Required task → Search the data for the word "structured". Reproduce every line where it is found.

Task inputs →
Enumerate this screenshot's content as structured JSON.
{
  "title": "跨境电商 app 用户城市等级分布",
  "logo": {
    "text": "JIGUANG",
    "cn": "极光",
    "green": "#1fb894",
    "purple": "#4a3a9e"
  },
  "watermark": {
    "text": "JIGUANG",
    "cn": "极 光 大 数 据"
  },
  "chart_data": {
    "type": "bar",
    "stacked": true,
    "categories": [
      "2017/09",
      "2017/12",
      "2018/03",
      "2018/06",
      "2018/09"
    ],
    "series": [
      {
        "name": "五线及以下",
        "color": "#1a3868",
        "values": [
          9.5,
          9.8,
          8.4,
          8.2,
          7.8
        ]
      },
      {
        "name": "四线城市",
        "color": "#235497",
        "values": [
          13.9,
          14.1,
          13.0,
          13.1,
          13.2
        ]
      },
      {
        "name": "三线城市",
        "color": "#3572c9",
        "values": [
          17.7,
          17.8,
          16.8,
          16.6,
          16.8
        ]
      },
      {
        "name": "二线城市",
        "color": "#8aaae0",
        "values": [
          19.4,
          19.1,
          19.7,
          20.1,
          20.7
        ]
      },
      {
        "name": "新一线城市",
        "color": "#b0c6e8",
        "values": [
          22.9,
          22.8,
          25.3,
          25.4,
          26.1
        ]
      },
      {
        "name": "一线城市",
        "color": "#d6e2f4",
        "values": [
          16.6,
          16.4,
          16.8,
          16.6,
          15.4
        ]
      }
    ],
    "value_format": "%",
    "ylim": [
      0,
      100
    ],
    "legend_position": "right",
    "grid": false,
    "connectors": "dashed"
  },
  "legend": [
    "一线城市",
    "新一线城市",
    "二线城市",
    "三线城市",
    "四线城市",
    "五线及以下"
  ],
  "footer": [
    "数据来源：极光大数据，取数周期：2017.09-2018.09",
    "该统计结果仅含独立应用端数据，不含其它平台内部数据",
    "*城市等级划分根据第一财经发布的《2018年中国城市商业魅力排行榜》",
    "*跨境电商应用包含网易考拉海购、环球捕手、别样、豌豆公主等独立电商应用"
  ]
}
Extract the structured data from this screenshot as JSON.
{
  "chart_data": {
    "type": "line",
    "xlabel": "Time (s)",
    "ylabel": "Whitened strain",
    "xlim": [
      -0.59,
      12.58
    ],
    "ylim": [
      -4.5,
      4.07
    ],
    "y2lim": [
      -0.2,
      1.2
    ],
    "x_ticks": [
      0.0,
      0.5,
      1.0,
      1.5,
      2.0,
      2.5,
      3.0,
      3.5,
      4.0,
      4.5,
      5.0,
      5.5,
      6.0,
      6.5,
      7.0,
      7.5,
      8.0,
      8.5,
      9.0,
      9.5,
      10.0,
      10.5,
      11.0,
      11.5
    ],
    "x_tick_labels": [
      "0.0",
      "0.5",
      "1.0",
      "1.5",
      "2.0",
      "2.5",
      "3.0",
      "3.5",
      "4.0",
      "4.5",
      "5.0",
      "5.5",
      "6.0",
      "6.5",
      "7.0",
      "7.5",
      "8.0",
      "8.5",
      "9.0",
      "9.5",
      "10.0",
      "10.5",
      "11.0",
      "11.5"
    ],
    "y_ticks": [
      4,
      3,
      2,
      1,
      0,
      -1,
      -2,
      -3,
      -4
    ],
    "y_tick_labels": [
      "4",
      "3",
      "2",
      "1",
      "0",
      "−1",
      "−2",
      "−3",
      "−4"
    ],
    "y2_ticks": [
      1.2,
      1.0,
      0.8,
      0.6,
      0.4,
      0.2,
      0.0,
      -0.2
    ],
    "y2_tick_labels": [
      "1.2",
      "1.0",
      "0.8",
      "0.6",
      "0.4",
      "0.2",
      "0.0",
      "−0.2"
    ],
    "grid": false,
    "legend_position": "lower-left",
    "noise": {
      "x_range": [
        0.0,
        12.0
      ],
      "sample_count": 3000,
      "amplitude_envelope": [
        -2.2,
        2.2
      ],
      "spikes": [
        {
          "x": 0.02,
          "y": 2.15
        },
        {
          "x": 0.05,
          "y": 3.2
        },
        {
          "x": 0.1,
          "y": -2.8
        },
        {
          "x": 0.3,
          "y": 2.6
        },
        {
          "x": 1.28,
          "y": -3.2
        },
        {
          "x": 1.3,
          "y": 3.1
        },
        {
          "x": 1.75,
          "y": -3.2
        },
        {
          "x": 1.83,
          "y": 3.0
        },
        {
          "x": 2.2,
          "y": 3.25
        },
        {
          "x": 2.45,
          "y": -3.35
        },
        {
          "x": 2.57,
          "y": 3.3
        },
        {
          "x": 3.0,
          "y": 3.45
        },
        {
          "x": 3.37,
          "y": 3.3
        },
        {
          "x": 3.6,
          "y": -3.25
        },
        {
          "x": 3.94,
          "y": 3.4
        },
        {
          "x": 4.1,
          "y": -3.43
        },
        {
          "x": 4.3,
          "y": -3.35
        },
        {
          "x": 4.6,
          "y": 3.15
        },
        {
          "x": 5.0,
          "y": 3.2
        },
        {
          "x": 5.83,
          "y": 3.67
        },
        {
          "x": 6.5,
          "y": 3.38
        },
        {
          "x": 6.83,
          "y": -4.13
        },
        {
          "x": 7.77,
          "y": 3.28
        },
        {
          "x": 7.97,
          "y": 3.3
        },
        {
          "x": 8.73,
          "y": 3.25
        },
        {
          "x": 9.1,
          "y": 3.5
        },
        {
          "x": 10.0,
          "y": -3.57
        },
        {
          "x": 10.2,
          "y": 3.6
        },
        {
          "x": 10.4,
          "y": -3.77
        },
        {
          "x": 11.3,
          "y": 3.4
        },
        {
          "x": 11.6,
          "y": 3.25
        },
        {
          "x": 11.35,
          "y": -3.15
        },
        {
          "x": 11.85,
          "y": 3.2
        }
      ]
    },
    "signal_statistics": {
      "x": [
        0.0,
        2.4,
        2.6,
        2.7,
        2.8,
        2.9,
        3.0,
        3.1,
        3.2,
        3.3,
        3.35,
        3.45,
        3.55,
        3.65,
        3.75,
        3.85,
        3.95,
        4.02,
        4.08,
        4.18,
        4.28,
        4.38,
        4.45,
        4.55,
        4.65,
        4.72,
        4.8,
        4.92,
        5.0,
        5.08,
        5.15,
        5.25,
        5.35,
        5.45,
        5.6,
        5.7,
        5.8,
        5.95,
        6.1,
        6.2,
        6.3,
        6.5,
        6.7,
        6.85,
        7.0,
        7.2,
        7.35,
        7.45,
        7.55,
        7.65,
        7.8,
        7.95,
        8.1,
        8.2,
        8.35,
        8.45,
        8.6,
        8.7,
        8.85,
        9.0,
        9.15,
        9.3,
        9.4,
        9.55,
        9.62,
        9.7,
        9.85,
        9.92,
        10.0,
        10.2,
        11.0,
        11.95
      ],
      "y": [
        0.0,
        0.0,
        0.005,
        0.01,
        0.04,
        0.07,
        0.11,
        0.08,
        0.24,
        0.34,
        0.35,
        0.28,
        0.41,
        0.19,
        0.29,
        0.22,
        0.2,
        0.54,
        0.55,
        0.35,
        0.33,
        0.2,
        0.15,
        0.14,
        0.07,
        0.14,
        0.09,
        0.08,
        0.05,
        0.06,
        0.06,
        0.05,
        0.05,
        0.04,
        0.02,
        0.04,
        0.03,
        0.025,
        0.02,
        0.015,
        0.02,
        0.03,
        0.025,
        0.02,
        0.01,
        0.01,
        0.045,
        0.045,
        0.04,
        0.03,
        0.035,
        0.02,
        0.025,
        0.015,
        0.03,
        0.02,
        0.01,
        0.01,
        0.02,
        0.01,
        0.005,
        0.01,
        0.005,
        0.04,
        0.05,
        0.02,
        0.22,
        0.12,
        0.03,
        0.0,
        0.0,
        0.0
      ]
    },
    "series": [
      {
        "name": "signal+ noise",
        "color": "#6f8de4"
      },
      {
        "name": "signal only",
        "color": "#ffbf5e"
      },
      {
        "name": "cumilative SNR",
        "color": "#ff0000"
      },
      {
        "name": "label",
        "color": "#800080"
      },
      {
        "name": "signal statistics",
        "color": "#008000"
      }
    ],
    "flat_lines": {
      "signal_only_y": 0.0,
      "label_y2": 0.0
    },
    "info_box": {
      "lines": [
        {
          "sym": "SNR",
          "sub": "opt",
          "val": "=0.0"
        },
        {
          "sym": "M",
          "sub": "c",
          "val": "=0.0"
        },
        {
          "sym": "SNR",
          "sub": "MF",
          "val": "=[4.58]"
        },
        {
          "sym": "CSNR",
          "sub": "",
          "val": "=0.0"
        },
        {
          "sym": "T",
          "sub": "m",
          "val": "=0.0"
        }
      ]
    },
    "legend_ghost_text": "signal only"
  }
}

Task result →
Enumerate this screenshot's content as structured JSON.
Extract the structured data from this screenshot as JSON.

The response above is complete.